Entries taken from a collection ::
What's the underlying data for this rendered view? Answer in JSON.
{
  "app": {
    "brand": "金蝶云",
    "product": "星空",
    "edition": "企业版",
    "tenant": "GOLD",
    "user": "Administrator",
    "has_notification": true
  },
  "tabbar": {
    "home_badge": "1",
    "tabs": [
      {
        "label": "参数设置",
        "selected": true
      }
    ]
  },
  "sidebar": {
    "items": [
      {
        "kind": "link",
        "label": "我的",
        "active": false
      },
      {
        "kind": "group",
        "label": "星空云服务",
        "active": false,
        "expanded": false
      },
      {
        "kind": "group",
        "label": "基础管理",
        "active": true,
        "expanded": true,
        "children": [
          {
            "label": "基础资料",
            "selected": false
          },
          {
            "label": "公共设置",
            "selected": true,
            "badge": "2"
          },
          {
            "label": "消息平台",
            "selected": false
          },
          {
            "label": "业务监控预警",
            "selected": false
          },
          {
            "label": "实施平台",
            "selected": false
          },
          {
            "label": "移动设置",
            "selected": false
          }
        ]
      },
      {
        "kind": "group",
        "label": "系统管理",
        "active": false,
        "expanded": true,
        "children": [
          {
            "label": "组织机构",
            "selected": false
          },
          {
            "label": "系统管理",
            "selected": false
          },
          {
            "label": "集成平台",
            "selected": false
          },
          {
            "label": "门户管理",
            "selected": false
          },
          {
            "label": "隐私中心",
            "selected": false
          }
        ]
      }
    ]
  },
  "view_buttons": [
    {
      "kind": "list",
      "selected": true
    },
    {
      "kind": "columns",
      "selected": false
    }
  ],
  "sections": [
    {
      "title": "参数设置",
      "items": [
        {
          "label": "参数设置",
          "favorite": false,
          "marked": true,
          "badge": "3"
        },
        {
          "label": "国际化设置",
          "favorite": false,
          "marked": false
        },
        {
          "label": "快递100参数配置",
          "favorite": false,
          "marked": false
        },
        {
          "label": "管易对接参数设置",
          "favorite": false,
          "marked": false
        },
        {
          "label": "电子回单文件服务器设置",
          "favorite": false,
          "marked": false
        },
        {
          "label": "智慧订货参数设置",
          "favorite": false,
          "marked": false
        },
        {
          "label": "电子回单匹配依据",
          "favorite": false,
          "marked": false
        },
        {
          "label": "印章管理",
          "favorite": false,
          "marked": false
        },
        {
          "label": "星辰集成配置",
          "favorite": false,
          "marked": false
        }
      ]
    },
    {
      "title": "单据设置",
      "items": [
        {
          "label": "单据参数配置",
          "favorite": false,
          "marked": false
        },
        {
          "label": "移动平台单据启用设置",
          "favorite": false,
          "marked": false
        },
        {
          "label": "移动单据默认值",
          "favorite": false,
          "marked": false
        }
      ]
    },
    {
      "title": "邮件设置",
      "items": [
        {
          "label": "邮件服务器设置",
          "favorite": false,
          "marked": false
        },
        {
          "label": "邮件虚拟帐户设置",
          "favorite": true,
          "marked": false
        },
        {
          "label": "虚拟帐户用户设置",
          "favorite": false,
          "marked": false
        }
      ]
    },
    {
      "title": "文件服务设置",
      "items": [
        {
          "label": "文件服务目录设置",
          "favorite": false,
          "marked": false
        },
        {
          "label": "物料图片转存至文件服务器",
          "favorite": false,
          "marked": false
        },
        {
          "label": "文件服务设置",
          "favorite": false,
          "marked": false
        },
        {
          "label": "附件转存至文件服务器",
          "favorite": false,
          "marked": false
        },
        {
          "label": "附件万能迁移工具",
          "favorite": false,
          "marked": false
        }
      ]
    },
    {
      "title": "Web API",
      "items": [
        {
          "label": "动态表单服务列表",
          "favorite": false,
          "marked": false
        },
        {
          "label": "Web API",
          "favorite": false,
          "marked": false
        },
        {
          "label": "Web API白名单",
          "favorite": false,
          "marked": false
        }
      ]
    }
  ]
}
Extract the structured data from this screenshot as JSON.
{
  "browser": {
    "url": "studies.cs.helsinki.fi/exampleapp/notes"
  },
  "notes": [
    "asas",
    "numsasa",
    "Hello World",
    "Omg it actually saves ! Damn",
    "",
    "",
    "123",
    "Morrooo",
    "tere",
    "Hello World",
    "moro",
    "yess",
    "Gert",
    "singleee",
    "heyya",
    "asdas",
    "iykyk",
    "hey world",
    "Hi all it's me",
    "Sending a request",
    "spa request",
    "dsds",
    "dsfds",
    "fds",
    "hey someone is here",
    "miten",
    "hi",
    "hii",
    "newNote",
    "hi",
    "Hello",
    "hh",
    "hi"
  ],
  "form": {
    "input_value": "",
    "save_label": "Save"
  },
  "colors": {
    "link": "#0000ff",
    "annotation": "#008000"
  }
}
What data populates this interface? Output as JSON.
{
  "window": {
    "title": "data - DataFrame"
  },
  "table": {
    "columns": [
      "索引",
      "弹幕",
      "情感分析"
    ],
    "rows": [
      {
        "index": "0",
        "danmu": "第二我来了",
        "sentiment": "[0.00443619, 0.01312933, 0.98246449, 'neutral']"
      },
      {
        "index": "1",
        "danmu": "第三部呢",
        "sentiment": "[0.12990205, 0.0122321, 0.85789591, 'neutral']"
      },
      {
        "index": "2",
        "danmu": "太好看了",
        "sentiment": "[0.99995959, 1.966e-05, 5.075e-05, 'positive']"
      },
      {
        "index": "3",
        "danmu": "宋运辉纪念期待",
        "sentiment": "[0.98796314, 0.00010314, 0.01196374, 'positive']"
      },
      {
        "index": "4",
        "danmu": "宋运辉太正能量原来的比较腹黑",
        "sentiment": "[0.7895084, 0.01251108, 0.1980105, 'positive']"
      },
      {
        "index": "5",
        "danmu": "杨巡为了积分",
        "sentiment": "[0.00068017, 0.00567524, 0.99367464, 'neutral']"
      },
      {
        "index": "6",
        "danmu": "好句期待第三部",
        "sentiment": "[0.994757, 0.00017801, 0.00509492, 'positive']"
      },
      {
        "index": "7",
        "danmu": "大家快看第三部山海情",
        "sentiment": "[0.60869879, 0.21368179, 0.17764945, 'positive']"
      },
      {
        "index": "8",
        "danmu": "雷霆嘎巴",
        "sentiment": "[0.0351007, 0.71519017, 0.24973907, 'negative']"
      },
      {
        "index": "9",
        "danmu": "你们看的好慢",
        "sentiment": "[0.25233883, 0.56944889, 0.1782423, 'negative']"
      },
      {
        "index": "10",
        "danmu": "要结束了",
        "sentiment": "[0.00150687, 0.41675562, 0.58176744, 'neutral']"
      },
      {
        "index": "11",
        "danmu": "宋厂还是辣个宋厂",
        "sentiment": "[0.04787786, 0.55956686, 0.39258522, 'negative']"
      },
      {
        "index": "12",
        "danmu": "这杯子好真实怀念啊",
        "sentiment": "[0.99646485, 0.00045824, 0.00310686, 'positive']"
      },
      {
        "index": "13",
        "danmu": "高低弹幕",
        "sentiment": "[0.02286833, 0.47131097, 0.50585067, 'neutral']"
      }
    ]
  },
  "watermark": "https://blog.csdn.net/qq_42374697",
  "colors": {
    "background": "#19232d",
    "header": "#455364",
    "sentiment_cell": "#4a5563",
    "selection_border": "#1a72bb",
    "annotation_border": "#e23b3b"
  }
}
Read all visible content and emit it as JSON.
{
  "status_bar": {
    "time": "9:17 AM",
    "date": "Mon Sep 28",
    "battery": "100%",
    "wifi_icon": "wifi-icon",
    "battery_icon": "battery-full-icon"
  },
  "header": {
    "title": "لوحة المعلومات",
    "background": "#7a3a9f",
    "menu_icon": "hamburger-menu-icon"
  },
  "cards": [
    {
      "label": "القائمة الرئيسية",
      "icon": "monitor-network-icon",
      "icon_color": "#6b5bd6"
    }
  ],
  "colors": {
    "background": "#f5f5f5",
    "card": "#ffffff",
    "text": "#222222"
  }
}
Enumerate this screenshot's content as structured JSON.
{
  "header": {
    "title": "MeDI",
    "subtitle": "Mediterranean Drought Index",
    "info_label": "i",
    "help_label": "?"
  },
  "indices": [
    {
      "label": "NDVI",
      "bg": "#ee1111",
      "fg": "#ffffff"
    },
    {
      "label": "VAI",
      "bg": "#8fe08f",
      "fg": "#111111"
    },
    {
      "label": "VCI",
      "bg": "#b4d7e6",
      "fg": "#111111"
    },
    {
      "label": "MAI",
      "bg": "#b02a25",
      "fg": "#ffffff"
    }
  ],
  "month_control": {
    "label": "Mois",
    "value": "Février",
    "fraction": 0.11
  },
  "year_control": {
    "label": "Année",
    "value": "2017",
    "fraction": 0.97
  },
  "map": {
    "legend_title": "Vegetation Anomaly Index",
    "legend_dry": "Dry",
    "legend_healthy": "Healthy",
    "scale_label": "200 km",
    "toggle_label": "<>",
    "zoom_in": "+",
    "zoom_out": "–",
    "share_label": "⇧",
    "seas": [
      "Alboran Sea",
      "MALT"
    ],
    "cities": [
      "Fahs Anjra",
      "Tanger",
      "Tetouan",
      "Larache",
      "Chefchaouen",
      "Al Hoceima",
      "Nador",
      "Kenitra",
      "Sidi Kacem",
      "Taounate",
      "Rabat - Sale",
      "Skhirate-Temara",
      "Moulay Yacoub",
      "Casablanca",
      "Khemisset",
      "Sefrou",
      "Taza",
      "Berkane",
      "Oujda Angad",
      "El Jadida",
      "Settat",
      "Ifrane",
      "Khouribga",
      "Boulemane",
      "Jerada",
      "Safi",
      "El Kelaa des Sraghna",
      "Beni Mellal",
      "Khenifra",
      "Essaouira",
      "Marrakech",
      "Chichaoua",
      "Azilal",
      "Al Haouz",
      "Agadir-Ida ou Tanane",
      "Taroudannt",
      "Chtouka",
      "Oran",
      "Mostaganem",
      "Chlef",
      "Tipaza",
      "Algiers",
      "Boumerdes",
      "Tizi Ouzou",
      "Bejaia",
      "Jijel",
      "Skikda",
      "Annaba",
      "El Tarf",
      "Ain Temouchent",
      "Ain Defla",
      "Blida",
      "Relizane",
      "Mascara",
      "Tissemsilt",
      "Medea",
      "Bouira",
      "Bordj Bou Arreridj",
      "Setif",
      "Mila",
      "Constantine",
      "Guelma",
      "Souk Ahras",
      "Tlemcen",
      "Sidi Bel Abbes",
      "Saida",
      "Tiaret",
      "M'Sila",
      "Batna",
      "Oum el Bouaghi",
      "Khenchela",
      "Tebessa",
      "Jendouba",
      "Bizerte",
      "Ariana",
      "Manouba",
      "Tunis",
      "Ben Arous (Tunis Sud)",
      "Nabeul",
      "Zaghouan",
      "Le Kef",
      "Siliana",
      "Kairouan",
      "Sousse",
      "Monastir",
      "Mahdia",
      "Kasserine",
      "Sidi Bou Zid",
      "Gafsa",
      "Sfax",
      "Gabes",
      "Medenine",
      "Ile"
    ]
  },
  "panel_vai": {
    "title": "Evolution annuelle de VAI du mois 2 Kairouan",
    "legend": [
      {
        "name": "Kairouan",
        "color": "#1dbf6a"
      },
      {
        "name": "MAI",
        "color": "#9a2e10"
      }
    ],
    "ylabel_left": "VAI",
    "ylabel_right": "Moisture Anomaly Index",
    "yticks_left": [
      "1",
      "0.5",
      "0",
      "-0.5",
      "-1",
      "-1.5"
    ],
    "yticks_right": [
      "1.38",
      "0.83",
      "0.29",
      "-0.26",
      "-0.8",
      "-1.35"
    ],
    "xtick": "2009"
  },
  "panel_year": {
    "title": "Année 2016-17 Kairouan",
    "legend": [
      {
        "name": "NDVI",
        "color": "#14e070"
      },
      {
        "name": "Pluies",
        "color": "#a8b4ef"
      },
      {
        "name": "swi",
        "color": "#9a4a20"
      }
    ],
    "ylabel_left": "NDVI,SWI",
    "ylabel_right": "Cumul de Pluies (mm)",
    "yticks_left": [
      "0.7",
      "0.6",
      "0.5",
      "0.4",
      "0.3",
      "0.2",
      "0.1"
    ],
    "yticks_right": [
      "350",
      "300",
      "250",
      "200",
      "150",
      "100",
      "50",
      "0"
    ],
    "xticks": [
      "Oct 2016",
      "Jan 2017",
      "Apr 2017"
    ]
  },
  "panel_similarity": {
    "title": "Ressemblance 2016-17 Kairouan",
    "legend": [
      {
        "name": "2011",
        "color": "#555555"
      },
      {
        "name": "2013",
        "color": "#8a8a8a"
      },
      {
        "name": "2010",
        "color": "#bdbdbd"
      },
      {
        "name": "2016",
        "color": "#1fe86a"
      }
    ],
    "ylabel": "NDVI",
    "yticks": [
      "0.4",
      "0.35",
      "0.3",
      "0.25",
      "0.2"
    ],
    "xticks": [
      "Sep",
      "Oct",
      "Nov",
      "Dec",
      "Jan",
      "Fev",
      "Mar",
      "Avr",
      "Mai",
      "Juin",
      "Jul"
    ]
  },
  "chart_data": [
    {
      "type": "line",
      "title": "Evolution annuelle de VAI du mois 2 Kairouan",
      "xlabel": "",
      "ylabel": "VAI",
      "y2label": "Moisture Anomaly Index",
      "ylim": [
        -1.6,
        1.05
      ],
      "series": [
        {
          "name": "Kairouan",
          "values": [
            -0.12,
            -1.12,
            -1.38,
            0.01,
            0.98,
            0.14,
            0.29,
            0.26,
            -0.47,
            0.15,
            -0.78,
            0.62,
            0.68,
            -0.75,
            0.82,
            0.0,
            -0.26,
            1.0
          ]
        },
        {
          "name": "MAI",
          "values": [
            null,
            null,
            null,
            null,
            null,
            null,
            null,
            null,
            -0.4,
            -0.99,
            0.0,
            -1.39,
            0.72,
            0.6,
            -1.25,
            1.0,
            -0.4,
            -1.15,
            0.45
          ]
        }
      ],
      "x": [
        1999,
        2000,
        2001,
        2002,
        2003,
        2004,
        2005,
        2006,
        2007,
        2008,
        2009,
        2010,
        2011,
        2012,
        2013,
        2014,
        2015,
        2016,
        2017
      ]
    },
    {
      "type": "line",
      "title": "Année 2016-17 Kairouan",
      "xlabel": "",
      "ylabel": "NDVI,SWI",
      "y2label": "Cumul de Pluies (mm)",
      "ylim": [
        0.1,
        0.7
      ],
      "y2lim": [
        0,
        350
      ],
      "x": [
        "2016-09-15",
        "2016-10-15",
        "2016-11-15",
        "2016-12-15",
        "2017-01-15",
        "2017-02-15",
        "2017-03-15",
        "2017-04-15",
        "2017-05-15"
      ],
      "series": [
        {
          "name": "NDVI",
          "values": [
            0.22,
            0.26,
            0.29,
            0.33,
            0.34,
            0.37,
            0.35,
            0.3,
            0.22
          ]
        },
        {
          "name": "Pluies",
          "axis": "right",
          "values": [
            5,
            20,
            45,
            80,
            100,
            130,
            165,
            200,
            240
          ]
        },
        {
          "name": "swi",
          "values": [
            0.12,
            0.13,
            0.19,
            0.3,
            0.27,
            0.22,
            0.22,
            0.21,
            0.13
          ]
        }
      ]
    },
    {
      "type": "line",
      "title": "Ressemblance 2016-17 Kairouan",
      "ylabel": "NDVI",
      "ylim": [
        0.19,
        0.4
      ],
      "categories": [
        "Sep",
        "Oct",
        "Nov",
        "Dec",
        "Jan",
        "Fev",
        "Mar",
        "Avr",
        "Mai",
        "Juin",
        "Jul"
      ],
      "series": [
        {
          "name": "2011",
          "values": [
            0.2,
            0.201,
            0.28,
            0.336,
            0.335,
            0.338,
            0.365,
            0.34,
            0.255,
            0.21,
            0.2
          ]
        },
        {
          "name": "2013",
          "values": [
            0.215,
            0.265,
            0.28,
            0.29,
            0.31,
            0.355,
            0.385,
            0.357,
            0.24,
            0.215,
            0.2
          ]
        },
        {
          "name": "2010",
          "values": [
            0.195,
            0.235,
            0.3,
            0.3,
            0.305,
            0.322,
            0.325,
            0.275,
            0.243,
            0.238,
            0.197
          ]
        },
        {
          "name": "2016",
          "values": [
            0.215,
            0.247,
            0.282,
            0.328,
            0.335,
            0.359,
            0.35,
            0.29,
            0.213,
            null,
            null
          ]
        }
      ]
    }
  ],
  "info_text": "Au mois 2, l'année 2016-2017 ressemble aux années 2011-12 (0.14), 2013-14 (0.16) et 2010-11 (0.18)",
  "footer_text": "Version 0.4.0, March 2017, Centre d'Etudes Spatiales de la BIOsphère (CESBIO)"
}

Aim of the task :: Of the lines in this listing, how many contain "Cumul"? Reply with the number and nothing more.

Problem solution :: 2